== Document excerpt ==
Question

State and prove principle of conservation of angular momentum.

Answer 1

Let $\overrightarrow{L}$ be the angular momentum.

It is the vector product of radius vector and linear momentum.$\overrightarrow{r}\times \overrightarrow{p}$

Please note that you should not say it as a product of linear momentum and radius vector, because vector product is not commutative.

Rate of change of $\overrightarrow{L}$ with respect to time $t$ is given by

$\frac{d\overrightarrow{L}}{dt}=\frac{d(\overrightarrow{r}\times \overrightarrow{p})}{dt}$

$=(\overrightarrow{r}\times \frac{d\overrightarrow{p}}{dt})+(\overrightarrow{p}\times \frac{d\overrightarrow{r}}{dt})$

$=(\overrightarrow{r}\times \overrightarrow{F})+(\overrightarrow{p}\times \overrightarrow{{}_V})$ $\because$ rate of change of linear momentum is force and rate of change of radius vector is velocity.

$\therefore \frac{d\overrightarrow{L}}{dt}=\overrightarrow{\tau }+m(\overrightarrow{{}_V}\times \overrightarrow{{}_V})$ here $\overrightarrow{r}\times \overrightarrow{F}=$ torque , $\overrightarrow{p}=m\overrightarrow{v}$

$\therefore \frac{d\overrightarrow{L}}{dt}=\overrightarrow{\tau }$ cross product of any vector with itself is zero.

$\therefore$ if $\tau =0$ then $\frac{d\overrightarrow{L}}{dt}$

This means that in the absence of any external torque, the total angular momentum of a rotating body is conserved.

This can be mathematically written as $I_1{\omega }_1=I_2{\omega }_2$ if $\tau =0$

Here $I$ is moment of inertia and $\omega$ is angular velocity.

We know that $I\omega =L$
===
== Record excerpts ==
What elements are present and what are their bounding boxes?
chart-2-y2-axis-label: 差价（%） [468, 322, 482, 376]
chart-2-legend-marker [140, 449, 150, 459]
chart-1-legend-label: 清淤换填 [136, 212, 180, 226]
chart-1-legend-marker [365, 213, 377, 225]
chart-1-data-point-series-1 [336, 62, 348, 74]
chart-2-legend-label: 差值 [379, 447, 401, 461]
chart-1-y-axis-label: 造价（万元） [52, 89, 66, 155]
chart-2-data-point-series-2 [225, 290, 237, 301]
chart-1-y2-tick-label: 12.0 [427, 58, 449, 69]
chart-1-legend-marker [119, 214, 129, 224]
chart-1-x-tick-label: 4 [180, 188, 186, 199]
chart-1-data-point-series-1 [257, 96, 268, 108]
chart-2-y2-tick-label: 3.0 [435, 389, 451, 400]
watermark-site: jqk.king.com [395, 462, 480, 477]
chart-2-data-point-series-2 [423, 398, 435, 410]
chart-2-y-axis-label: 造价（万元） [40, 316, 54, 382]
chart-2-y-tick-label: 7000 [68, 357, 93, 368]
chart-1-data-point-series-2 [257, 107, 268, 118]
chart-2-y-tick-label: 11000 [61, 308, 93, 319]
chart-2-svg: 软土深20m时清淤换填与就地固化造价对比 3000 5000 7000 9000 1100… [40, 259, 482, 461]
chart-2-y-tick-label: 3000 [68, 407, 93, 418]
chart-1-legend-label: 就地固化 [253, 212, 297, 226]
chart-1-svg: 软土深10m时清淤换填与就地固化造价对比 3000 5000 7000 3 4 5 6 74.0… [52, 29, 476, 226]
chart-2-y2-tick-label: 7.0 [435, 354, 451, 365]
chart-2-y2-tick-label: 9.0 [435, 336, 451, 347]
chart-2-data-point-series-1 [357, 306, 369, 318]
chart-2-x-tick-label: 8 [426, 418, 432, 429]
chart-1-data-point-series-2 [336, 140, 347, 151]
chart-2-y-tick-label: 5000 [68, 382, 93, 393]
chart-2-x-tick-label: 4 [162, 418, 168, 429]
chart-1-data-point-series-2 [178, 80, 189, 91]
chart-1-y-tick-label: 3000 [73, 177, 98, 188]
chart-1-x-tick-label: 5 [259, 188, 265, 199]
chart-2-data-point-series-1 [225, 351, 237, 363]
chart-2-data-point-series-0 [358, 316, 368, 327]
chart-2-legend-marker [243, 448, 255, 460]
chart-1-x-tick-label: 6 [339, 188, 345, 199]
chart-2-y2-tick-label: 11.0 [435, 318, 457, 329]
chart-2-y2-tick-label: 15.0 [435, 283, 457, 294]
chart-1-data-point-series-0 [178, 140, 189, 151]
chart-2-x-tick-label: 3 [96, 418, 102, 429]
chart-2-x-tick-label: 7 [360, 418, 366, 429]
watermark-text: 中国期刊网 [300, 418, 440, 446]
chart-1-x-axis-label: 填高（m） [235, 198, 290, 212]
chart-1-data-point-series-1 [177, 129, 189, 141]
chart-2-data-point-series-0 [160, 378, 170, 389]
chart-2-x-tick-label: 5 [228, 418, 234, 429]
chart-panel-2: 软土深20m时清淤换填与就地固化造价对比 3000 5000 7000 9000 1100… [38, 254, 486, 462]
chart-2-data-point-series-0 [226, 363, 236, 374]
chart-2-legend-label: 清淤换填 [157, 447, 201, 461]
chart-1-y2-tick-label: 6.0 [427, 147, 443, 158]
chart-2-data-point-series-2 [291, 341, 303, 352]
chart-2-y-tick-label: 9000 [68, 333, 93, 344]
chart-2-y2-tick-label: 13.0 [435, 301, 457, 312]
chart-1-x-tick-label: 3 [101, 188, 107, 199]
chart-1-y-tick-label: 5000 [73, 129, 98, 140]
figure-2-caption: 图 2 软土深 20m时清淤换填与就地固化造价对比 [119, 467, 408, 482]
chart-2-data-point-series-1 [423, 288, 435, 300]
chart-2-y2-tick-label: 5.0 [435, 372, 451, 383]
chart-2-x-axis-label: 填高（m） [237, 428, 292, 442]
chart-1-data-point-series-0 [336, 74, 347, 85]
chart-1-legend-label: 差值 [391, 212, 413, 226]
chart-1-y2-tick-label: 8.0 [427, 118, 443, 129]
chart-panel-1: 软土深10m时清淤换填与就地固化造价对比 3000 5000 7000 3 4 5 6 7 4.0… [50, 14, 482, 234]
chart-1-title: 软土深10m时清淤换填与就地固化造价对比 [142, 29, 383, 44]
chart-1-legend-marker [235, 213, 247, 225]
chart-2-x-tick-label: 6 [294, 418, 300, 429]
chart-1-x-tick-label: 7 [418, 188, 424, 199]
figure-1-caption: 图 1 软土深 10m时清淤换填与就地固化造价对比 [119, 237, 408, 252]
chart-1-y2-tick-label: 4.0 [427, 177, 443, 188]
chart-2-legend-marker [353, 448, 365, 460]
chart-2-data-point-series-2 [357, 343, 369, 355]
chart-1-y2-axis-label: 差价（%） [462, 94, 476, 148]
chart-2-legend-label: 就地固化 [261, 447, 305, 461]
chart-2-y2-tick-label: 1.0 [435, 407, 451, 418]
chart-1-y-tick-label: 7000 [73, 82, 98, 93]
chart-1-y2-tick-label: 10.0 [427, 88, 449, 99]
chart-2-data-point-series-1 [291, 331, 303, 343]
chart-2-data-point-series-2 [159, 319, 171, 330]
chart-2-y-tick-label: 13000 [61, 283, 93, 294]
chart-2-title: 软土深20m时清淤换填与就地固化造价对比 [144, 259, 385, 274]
===
### To do
A - In the angular momentum answer, why shouldn't angular momentum be described as a product of linear momentum and radius vector?
B - Reproduce the passage of the angular momentum answer from "It is the vector" to "is not commutative.".

### Solutions to the tasks
A - Because the vector product is not commutative.

B -
It is the vector product of radius vector and linear momentum.$\overrightarrow{r}\times \overrightarrow{p}$

Please note that you should not say it as a product of linear momentum and radius vector, because vector product is not commutative.